EXERCISE GOAL — Search the records for the word "对虾白斑综合征智能诊断系统" and pick out every line that has it.
====== GIVEN ENTRIES
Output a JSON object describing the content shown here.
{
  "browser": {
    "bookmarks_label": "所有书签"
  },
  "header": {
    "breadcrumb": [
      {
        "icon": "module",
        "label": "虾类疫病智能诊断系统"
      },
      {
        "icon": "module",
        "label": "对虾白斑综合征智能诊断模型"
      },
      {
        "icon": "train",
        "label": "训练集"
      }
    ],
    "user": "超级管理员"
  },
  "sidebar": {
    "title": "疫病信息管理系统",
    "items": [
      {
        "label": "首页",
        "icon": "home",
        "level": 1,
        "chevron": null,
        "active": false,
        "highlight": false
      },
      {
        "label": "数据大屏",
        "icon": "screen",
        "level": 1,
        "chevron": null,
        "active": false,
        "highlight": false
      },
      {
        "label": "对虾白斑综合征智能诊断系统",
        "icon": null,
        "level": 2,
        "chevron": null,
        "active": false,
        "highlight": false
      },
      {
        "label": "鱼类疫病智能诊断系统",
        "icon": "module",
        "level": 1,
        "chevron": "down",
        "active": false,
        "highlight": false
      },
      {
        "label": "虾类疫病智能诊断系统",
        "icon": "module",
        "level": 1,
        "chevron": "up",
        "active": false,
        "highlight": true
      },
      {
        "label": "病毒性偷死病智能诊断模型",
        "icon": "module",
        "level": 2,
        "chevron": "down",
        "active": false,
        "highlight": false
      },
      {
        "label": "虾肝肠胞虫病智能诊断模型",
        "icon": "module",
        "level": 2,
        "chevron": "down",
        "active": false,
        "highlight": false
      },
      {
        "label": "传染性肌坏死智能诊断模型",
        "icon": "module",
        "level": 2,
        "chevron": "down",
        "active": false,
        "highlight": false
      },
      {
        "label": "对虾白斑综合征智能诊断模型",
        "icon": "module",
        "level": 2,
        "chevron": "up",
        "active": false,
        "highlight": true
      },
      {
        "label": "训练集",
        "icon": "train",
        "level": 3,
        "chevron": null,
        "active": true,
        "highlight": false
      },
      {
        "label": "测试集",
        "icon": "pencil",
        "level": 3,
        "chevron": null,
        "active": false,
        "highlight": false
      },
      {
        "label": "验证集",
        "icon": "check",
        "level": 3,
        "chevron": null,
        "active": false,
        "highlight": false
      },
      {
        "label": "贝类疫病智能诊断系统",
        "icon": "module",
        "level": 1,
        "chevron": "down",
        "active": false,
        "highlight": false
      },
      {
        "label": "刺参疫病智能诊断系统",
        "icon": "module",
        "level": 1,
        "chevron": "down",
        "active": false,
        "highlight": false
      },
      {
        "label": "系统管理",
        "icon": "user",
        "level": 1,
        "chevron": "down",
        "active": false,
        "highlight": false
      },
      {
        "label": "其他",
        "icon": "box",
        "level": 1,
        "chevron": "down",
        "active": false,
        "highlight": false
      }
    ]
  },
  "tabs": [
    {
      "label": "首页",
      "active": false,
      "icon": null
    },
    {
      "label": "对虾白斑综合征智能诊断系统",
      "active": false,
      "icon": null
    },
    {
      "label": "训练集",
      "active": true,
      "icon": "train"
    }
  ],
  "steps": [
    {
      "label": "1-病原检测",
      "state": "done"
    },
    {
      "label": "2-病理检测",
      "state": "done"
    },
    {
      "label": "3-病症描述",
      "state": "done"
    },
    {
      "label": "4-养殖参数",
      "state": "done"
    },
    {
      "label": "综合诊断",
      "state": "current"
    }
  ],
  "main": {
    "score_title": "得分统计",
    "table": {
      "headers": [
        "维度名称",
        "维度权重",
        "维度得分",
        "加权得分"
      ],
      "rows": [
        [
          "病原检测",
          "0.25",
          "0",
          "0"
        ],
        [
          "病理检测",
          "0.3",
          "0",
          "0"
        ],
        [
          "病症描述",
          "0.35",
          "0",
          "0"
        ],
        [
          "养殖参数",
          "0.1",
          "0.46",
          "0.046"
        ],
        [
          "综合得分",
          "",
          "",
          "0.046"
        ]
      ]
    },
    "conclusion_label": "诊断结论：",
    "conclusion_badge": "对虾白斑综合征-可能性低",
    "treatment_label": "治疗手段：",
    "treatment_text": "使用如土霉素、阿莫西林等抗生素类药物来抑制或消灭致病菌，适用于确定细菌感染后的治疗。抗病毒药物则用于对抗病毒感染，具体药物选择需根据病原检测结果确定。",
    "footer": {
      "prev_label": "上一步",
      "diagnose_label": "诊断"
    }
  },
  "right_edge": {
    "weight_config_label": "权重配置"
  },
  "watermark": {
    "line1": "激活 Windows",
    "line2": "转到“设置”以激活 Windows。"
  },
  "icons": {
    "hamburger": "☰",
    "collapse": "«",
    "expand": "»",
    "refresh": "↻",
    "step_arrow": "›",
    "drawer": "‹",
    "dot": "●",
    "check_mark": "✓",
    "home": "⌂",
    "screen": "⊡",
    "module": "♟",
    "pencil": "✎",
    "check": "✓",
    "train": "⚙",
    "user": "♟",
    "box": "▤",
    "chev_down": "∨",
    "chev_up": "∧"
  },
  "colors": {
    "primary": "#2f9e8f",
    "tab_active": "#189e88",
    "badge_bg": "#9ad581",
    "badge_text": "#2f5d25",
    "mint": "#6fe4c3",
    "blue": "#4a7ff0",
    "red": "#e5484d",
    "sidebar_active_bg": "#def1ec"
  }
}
============
WRITTEN SOLUTION —
        "label": "对虾白斑综合征智能诊断系统",
      "label": "对虾白斑综合征智能诊断系统",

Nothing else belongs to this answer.